# GIVEN INSTRUCTION 1
Turn a stretch of the records into a Markdown table with the columns Row and Entry, omitting blank lines. Start at the line containing "akap-sensor-icon xyxy=(1576,440,1602,506)" and end after the line containing "akap-sensor-icon xyxy=(1640,670,1672,735)".

# QUOTED TEXT
******

The decision of the British Columbia Supreme Court on September 12, 2018 in Copytrack Pte Ltd v. Wall is one of the first cases in Canada where a court-ordered remedy has been applied to digital currency, and it may have major implications for parties seeking relief in respect of digital currency in the future. This case demonstrates that courts will craft laws to meet the realities of the digital world economy.
The Plaintiff Copytrack was a Singapore company engaged in the business of digital content management. As part of its business it had created a cryptocurrency called "CPY Tokens" and offered investors an initial coin offering ("ICO"). The Defendant Brian Wall participated in the ICO and subscribed for 530 CPY tokens. Instead of transferring to Wall his 530 CPY tokens, Copytrack mistakenly transferred 530 tokens of the well-known and much more valuable Ether cryptocurrency. The 530 CPY tokens had a value of $780 CDN, while the 530 Ether tokens had a value of approximately $495,000 CDN.
Copytrack alerted Mr. Wall of the mistake but Mr. Wall failed to return them, claiming that a third party had taken them from his digital wallet without his knowledge or consent and so they were no longer in his control. Copytrack commenced an action in the British Columbia Supreme Court against Mr. Wall for the return of the Ether tokens, and moved for summary judgment.
Copytrack framed its claim in terms of the torts of conversion and detinue (aka wrongful detention). In the Court's view, whether Copytrack's claim could be framed in tort was one of the key issues in the proceeding, as was the issue of whether that question could be determined on a summary judgment application.
In what was ultimately an important twist, Mr. Wall unfortunately passed away before Copytrack's summary trial application was heard. While the Court held that Mr. Wall's death did not have an impact on Copytrack's claim, it had certain practical implications. Specifically, the Court found that it was not clear what sending the matter to trial would accomplish since it would not result in further or better evidence on behalf of Mr. Wall. The Court also rejected Mr. Wall's submissions that the matter was not appropriate for summary trial, because his defence that a third party had taken the Ether tokens was not supported by any evidence and was no more than a bald assertion.
However, the Court was hesitant to proceed with the summary trial application without hearing further submissions from counsel on the critical issue of whether the torts of conversion and detinue could apply to cryptocurrency.
Copytrack initially took the position that the torts applied because the Ether tokens were clearly "goods", but with a lack of case law on point and various dictionary definitions that suggested cryptocurrency is not a good because it is a digital form of currency, the Court determined that this fact could not simply be assumed. In further submissions, Copytrack argued that the determination of whether cryptocurrency was a "good" was actually unnecessary. Copytrack cited various cases where claims in conversion and detinue had been advanced in relation to funds, shares, customer lists, accounts receivable, crops and mineral interests. Copytrack then referred to certain characteristics of the Ether Tokens that made the Ether Tokens amenable to claims in conversion and detinue, including:
- They are capable of being possessed, stored, transferred, lost and stolen;
- They were, at the time of the conversion and wrongful detention began, held in a digital wallet within the control of Mr. Wall;
- They are specifically identifiable and Copytrack had traced them to five wallets in which they were currently being held; and
- They can be used as a medium of exchange, a store of value, and a unit of account, like funds or currency.

******

# GIVEN INSTRUCTION 2
Continue the piece on the Copytrack v. Wall cryptocurrency ruling from the point where it stops.

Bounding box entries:
******

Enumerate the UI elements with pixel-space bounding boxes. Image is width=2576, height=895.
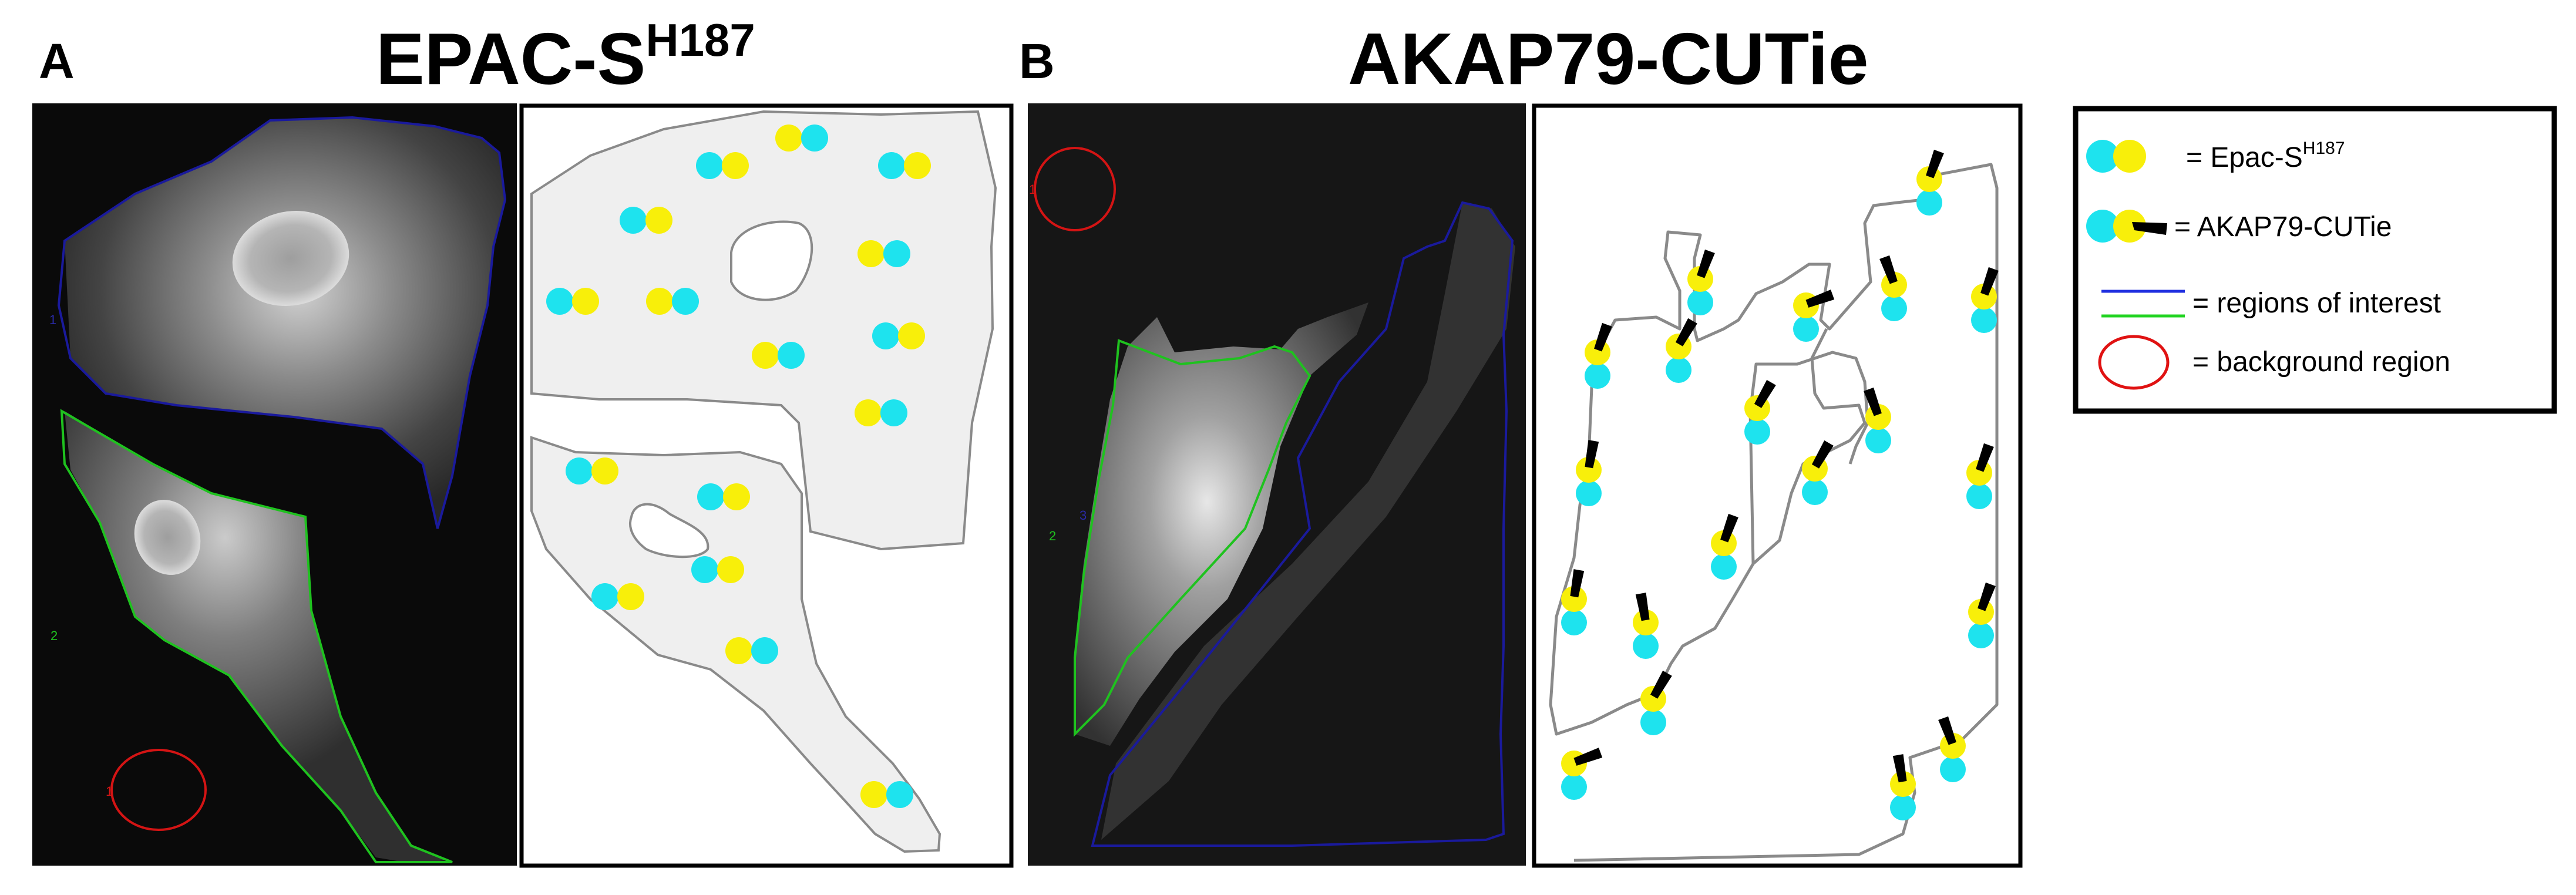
akap-sensor-icon xyxy=(1576,440,1602,506)
legend-background-label: = background region xyxy=(2192,346,2450,378)
akap-sensor-icon xyxy=(1916,149,1944,216)
akap-sensor-icon xyxy=(2086,210,2167,243)
epac-sensor-icon xyxy=(2086,140,2146,173)
akap-sensor-icon xyxy=(1864,387,1891,453)
roi-label-b-blue: 3 xyxy=(1080,508,1087,523)
roi-blue-b xyxy=(1091,201,1514,847)
cell-a1-nucleus xyxy=(232,211,349,306)
akap-sensor-icon xyxy=(1890,754,1916,820)
roi-label-a-red: 1 xyxy=(106,784,113,799)
akap-sensor-icon xyxy=(1744,379,1776,445)
akap-sensor-icon xyxy=(1966,443,1994,509)
cell-a1-fluorescence xyxy=(65,117,505,529)
epac-sensor-icon xyxy=(860,781,913,808)
roi-label-a-green: 2 xyxy=(51,628,58,643)
legend-epac-label: = Epac-S xyxy=(2186,142,2303,173)
micrograph-a: 1 2 1 xyxy=(32,103,517,866)
panel-b-title: AKAP79-CUTie xyxy=(1348,19,1869,100)
epac-sensor-icon xyxy=(566,457,618,484)
roi-label-a-blue: 1 xyxy=(49,312,56,327)
akap-sensor-icon xyxy=(1585,322,1612,389)
epac-sensor-icon xyxy=(546,288,599,315)
legend-epac-sup: H187 xyxy=(2303,139,2345,158)
epac-sensor-icon xyxy=(691,556,744,583)
akap-sensor-icon xyxy=(1802,440,1834,505)
epac-sensor-icon xyxy=(775,125,828,152)
epac-sensor-icon xyxy=(697,483,750,510)
epac-sensor-icon xyxy=(725,637,778,664)
roi-line-icon xyxy=(2101,290,2185,318)
roi-red-b xyxy=(1034,147,1116,231)
roi-green-a xyxy=(60,409,453,863)
akap-sensor-icon xyxy=(1687,249,1715,315)
epac-sensor-icon xyxy=(857,240,910,267)
akap-sensor-icon xyxy=(1938,716,1966,782)
epac-sensor-icon xyxy=(696,152,749,179)
epac-sensor-icon xyxy=(855,399,907,426)
akap-sensor-icon xyxy=(1971,267,1999,333)
akap-sensor-icon xyxy=(1793,290,1835,342)
schematic-a-hole-top xyxy=(730,220,813,301)
akap-sensor-icon xyxy=(1561,569,1587,635)
epac-sensor-icon xyxy=(752,342,805,369)
akap-sensor-group xyxy=(1561,149,1999,820)
panel-a-title: EPAC-SH187 xyxy=(376,14,755,100)
roi-label-b-red: 1 xyxy=(1029,182,1036,197)
akap-sensor-icon xyxy=(1640,670,1672,735)
panel-a-letter: A xyxy=(39,33,75,89)
background-circle-icon xyxy=(2098,335,2170,390)
roi-label-b-green: 2 xyxy=(1049,529,1056,543)
akap-sensor-icon xyxy=(1633,593,1659,659)
akap-sensor-icon xyxy=(1666,318,1697,383)
schematic-a-hole-bottom xyxy=(629,503,709,558)
akap-sensor-icon xyxy=(1879,255,1907,321)
epac-sensor-icon xyxy=(872,322,925,349)
epac-sensor-group xyxy=(546,125,931,808)
cell-a2-nucleus xyxy=(134,500,201,575)
micrograph-b: 1 2 3 xyxy=(1028,103,1526,866)
legend-roi-label: = regions of interest xyxy=(2192,288,2441,319)
akap-sensor-icon xyxy=(1968,582,1996,648)
schematic-b xyxy=(1532,103,2023,868)
epac-sensor-icon xyxy=(878,152,931,179)
epac-sensor-icon xyxy=(646,288,699,315)
legend-akap-label: = AKAP79-CUTie xyxy=(2174,211,2392,243)
legend: = Epac-SH187 = AKAP79-CUTie = regions of… xyxy=(2073,106,2557,414)
legend-epac: = Epac-SH187 xyxy=(2186,139,2345,173)
panel-a-title-main: EPAC-S xyxy=(376,19,645,100)
panel-a-title-sup: H187 xyxy=(645,14,755,66)
akap-sensor-icon xyxy=(1561,748,1603,800)
cell-b-background-cell xyxy=(1101,203,1515,840)
schematic-a xyxy=(519,103,1014,868)
roi-green-b xyxy=(1074,339,1311,737)
roi-red-a xyxy=(110,749,207,831)
epac-sensor-icon xyxy=(620,207,672,234)
roi-blue-a xyxy=(57,116,507,529)
epac-sensor-icon xyxy=(591,583,644,610)
akap-sensor-icon xyxy=(1711,513,1738,580)
panel-b-letter: B xyxy=(1019,33,1055,89)
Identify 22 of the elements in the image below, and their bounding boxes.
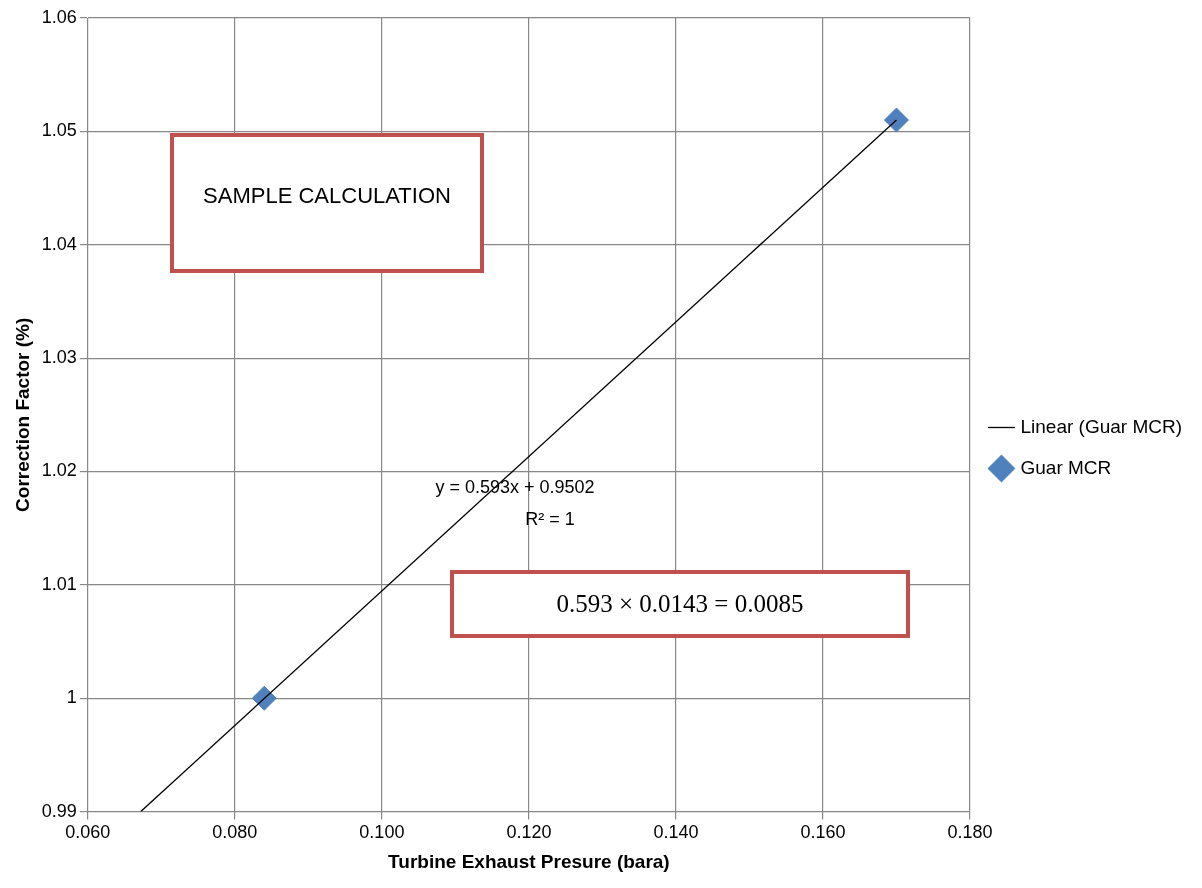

******

# EXPECTED OUTPUT 1
| Row | Entry |
|---|---|
| 1 | akap-sensor-icon xyxy=(1576,440,1602,506) |
| 2 | legend-background-label: = background region xyxy=(2192,346,2450,378) |
| 3 | akap-sensor-icon xyxy=(1916,149,1944,216) |
| 4 | akap-sensor-icon xyxy=(2086,210,2167,243) |
| 5 | epac-sensor-icon xyxy=(2086,140,2146,173) |
| 6 | akap-sensor-icon xyxy=(1864,387,1891,453) |
| 7 | roi-label-b-blue: 3 xyxy=(1080,508,1087,523) |
| 8 | roi-blue-b xyxy=(1091,201,1514,847) |
| 9 | cell-a1-nucleus xyxy=(232,211,349,306) |
| 10 | akap-sensor-icon xyxy=(1890,754,1916,820) |
| 11 | roi-label-a-red: 1 xyxy=(106,784,113,799) |
| 12 | akap-sensor-icon xyxy=(1744,379,1776,445) |
| 13 | akap-sensor-icon xyxy=(1966,443,1994,509) |
| 14 | cell-a1-fluorescence xyxy=(65,117,505,529) |
| 15 | epac-sensor-icon xyxy=(860,781,913,808) |
| 16 | roi-label-a-green: 2 xyxy=(51,628,58,643) |
| 17 | legend-epac-label: = Epac-S xyxy=(2186,142,2303,173) |
| 18 | micrograph-a: 1 2 1 xyxy=(32,103,517,866) |
| 19 | panel-b-title: AKAP79-CUTie xyxy=(1348,19,1869,100) |
| 20 | epac-sensor-icon xyxy=(566,457,618,484) |
| 21 | roi-label-a-blue: 1 xyxy=(49,312,56,327) |
| 22 | akap-sensor-icon xyxy=(1585,322,1612,389) |
| 23 | epac-sensor-icon xyxy=(546,288,599,315) |
| 24 | legend-epac-sup: H187 xyxy=(2303,139,2345,158) |
| 25 | epac-sensor-icon xyxy=(691,556,744,583) |
| 26 | akap-sensor-icon xyxy=(1802,440,1834,505) |
| 27 | epac-sensor-icon xyxy=(775,125,828,152) |
| 28 | epac-sensor-icon xyxy=(697,483,750,510) |
| 29 | epac-sensor-icon xyxy=(725,637,778,664) |
| 30 | roi-line-icon xyxy=(2101,290,2185,318) |
| 31 | roi-red-b xyxy=(1034,147,1116,231) |
| 32 | roi-green-a xyxy=(60,409,453,863) |
| 33 | akap-sensor-icon xyxy=(1687,249,1715,315) |
| 34 | epac-sensor-icon xyxy=(857,240,910,267) |
| 35 | akap-sensor-icon xyxy=(1938,716,1966,782) |
| 36 | epac-sensor-icon xyxy=(696,152,749,179) |
| 37 | epac-sensor-icon xyxy=(855,399,907,426) |
| 38 | akap-sensor-icon xyxy=(1971,267,1999,333) |
| 39 | akap-sensor-icon xyxy=(1793,290,1835,342) |
| 40 | schematic-a-hole-top xyxy=(730,220,813,301) |
| 41 | akap-sensor-icon xyxy=(1561,569,1587,635) |
| 42 | epac-sensor-icon xyxy=(752,342,805,369) |
| 43 | akap-sensor-group xyxy=(1561,149,1999,820) |
| 44 | panel-a-title: EPAC-SH187 xyxy=(376,14,755,100) |
| 45 | roi-label-b-red: 1 xyxy=(1029,182,1036,197) |
| 46 | akap-sensor-icon xyxy=(1640,670,1672,735) |

# EXPECTED OUTPUT 2
Ultimately, the Court held that the evidentiary record was inadequate to permit a determination of the issue, and in any event it was a complex and as of yet undecided question that was not suitable for determination by way of a summary trial application.
However, given the practical implications of Mr. Wall's death and the undisputed evidence that the Ether Tokens were the property of Copytrack, were sent to Mr. Wall in error, and were not returned, the Court held that it was clear the Ether Tokens should be rightfully returned to Copytrack and it would be unjust to deny Copytrack a remedy.
Accordingly, the Court made an order that Copytrack be entitled to trace and recover the 530 Ether tokens received by Mr. Wall from Copytrack in whatsoever hands they may currently be held. The Court refused to grant the remedies of disgorgement or damages Copytrack had sought.
While the question of whether cryptocurrency can be the subject of traditional torts like conversion and detinue remains to be decided another day, this case demonstrates that courts now recognize the value of digital currencies even if they do not precisely fit into existing legal frameworks.
As is always the case when new precedents are forged, a number of important questions remain, particularly with respect to enforcement. While cryptocurrency by its nature is an immutable ledger of transactions, it is also anonymous. In this case, Copytrack possessed identifying information about the five wallets to which the Ether tokens had been distributed, but such information may not always be available. Moreover, identifying the person or entity affiliated with the wallet is a subsequent hurdle that will likely need to be addressed.
Even if the funds are locatable, extricating the funds may be challenging given the difficulties presented by encryption. Unlike judgment debts for fiat currencies, banks and other financial institutions are not available to assist with enforcement.
Furthermore, it remains to be seen how much extra-territorial reach an order such as this will have. Depending on how jurisdiction is determined with respect to wallet holders, foreign courts may be reluctant or unwilling to enforce an order of the BC Supreme Court relating to cryptocurrency.